REQUIRED WORK
From the entries that follow, list every line in which the string "مردانه" appears.

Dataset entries
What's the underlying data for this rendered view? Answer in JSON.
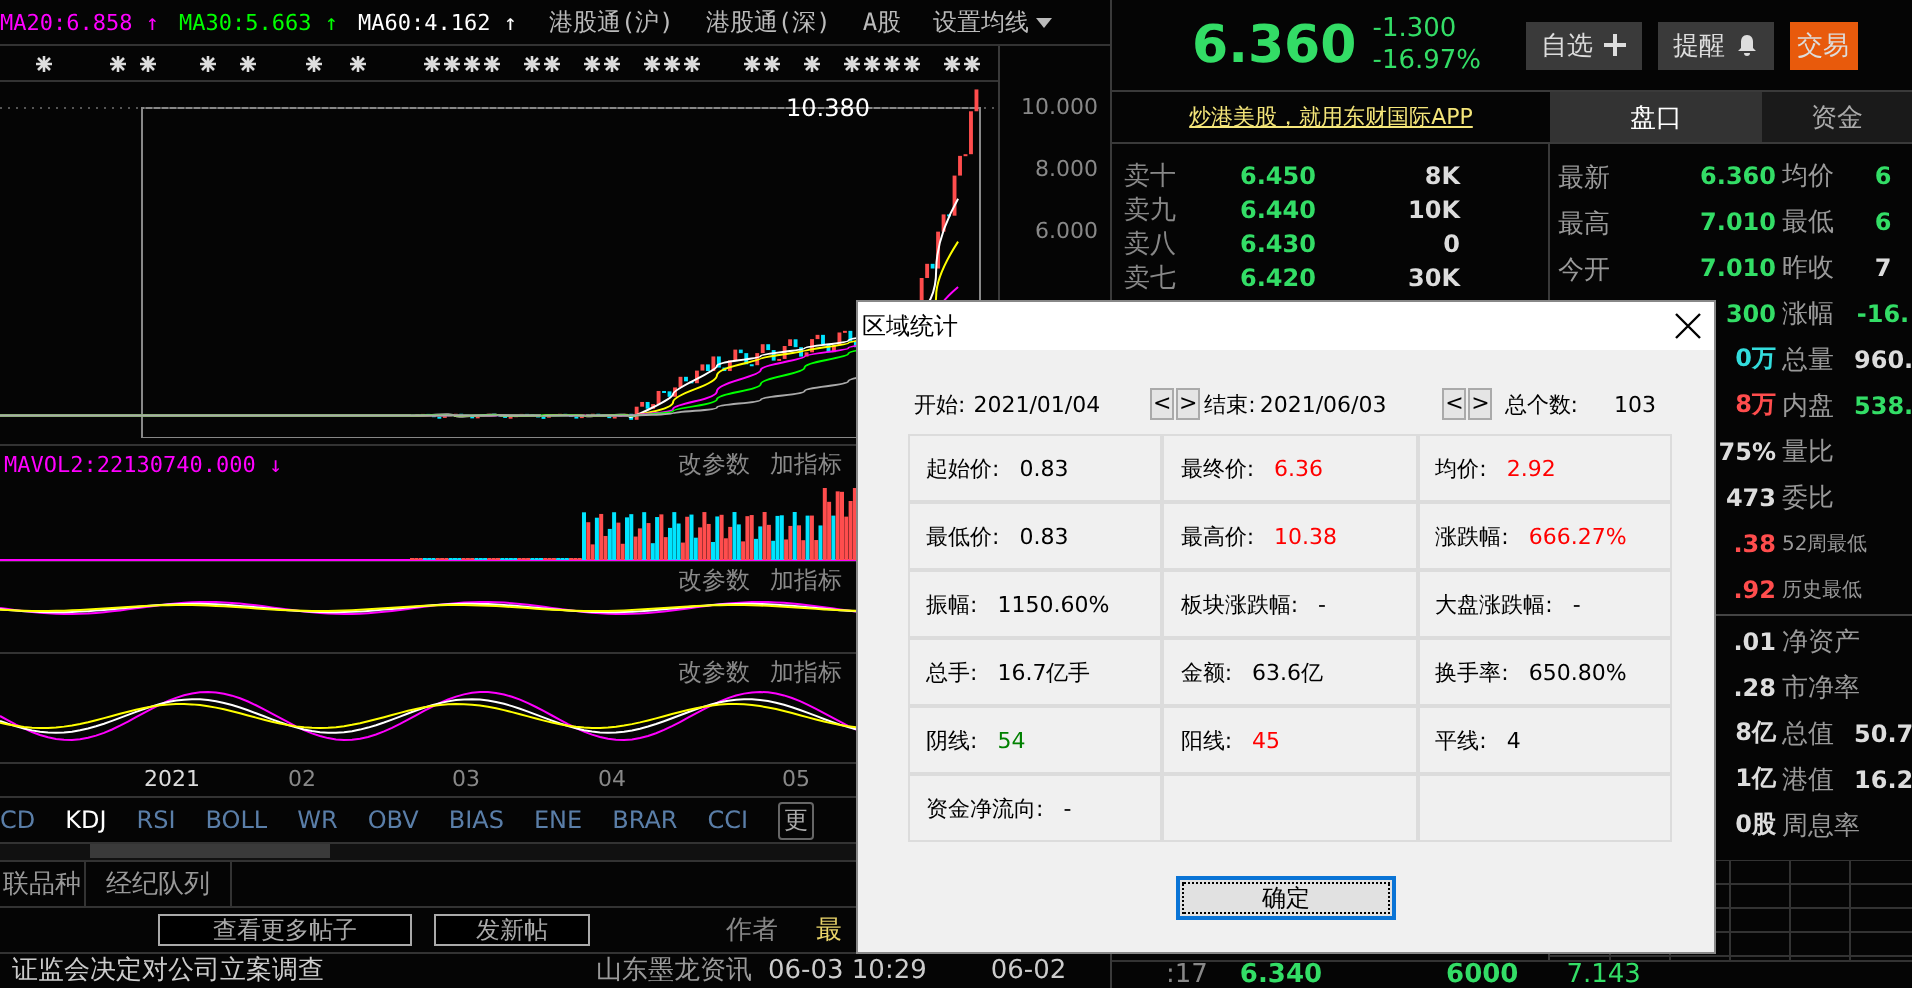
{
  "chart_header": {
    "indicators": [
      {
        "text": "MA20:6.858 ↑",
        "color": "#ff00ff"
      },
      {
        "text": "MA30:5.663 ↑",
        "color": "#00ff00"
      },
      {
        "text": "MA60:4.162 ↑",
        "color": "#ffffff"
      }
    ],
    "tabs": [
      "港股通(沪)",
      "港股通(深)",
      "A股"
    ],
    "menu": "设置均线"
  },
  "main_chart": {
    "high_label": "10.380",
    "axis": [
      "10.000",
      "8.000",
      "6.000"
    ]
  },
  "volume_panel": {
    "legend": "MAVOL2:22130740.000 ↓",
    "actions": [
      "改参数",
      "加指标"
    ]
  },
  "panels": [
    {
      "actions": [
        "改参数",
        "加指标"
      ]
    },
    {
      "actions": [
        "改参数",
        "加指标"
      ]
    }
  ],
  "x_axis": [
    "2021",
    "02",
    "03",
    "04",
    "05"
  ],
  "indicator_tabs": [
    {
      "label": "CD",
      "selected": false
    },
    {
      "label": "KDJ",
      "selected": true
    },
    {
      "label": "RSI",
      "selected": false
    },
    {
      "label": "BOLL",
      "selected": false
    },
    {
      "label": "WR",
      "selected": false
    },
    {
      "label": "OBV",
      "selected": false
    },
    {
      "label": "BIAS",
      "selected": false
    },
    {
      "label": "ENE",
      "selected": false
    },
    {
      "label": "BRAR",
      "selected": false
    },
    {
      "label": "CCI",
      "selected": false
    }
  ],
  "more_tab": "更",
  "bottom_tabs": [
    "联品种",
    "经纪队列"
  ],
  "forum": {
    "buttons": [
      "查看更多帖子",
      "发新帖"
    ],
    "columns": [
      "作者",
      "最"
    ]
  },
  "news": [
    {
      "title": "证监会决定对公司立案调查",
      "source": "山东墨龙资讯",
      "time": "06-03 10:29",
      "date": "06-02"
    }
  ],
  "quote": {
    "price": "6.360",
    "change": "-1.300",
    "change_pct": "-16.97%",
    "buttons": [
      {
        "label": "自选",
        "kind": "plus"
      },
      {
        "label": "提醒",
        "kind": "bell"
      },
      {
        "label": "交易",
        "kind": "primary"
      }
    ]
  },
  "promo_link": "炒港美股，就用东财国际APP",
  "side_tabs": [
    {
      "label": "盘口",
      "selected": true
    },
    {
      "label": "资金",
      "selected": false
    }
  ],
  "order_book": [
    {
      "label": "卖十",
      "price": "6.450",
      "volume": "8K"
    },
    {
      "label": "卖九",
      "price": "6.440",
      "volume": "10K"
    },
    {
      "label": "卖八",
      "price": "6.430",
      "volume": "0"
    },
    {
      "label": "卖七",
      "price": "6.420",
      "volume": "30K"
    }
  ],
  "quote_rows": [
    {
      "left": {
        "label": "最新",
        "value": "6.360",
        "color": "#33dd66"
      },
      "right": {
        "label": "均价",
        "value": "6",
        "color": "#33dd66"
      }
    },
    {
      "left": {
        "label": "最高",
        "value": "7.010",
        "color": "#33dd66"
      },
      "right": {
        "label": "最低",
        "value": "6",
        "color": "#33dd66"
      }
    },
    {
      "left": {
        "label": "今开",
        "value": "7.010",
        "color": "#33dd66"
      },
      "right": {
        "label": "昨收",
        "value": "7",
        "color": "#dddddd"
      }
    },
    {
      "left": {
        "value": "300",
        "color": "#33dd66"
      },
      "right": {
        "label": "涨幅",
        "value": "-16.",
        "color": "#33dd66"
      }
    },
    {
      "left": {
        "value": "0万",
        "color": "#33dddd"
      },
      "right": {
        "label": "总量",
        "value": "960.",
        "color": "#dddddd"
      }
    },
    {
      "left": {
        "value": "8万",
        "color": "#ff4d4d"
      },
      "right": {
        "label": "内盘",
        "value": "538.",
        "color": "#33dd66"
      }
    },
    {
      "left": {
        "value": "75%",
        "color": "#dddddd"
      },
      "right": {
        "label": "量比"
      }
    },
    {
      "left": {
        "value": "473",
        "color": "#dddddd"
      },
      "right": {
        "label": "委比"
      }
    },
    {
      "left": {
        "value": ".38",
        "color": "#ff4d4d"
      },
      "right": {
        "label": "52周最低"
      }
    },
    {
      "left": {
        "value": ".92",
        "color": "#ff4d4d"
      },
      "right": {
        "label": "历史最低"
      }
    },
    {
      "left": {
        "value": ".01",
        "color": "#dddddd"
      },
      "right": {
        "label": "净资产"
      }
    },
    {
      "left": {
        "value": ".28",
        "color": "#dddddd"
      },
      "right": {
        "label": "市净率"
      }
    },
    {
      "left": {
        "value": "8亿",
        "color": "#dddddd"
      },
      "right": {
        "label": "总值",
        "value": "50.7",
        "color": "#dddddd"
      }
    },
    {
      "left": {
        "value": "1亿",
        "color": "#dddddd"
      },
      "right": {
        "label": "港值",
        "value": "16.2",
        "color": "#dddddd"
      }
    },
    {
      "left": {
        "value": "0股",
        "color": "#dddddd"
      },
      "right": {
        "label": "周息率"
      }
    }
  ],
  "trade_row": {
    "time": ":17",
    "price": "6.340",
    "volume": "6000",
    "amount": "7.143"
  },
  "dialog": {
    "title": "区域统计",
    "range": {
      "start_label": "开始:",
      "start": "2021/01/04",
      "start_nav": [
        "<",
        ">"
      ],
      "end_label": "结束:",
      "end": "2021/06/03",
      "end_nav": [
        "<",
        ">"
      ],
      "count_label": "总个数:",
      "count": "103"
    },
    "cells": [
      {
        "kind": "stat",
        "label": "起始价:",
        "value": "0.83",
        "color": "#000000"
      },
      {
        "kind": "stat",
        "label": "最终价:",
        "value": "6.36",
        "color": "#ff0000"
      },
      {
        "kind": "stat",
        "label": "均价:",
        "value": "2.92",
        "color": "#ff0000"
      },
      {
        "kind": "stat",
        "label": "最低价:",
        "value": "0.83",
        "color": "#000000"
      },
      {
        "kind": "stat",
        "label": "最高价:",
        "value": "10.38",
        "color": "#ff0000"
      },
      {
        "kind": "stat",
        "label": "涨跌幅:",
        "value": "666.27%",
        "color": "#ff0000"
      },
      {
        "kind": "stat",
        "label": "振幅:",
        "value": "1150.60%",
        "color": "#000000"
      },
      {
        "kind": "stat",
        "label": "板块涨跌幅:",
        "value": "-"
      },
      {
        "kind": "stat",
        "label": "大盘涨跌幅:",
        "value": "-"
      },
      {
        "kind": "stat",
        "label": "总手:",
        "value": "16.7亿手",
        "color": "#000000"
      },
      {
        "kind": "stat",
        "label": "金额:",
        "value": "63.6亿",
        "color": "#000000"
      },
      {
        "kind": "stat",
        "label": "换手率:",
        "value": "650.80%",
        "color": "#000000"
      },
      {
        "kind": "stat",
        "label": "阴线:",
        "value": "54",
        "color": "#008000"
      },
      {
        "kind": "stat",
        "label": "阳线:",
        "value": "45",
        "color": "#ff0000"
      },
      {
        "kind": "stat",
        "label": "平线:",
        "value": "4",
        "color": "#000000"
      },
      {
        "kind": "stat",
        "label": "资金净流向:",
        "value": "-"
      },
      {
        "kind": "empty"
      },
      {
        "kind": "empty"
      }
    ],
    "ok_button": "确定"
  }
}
* * *
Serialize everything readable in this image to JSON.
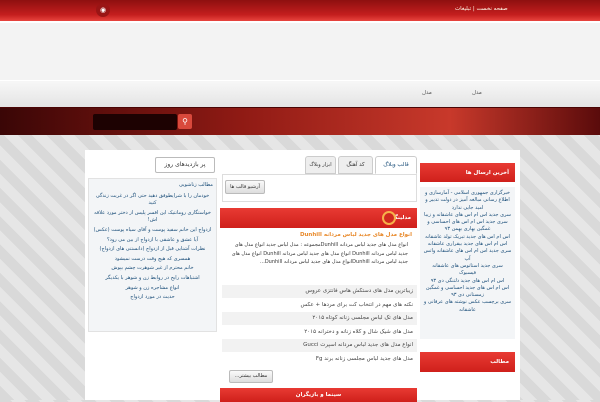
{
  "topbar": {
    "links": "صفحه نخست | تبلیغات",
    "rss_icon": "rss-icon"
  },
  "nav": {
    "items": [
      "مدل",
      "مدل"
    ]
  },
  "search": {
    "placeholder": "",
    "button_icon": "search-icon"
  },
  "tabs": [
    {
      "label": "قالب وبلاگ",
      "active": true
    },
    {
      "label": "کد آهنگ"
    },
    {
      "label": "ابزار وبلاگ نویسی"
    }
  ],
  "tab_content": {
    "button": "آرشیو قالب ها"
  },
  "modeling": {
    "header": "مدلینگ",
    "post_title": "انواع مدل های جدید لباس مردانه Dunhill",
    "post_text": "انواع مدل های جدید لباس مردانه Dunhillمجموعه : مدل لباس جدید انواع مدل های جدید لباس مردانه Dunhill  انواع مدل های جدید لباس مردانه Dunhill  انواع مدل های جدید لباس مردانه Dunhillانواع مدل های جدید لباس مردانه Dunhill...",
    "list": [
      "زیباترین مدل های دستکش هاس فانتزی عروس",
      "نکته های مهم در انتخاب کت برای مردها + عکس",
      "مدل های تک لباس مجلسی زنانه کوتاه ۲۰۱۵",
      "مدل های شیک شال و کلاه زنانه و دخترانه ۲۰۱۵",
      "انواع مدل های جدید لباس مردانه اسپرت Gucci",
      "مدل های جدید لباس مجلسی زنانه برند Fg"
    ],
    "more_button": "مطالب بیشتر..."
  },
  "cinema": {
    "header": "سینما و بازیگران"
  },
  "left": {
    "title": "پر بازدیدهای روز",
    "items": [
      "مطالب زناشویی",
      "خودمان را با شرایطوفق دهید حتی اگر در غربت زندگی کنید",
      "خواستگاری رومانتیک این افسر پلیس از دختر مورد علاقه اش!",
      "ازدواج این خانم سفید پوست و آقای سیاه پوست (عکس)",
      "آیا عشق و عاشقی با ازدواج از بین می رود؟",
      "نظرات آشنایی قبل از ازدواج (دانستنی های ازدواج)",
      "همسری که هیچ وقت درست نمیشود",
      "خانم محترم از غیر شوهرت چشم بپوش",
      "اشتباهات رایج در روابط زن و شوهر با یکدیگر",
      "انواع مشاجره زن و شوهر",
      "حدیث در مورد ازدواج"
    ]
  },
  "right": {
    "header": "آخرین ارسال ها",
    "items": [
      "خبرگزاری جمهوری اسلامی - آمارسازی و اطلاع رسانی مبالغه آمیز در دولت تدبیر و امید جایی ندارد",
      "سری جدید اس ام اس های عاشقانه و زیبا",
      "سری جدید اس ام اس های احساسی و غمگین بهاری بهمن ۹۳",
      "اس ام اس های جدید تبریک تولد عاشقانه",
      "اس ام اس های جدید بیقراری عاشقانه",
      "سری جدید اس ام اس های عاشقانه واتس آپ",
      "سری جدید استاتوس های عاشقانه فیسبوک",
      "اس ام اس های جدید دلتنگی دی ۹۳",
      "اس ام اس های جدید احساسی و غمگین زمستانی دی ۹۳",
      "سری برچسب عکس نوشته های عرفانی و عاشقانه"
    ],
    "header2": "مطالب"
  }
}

RESPONSE
    "post_title": "انواع مدل های جدید لباس مردانه Dunhill",
    "post_text": "انواع مدل های جدید لباس مردانه Dunhillمجموعه : مدل لباس جدید انواع مدل های جدید لباس مردانه Dunhill  انواع مدل های جدید لباس مردانه Dunhill  انواع مدل های جدید لباس مردانه Dunhillانواع مدل های جدید لباس مردانه Dunhill...",
      "انواع مدل های جدید لباس مردانه اسپرت Gucci",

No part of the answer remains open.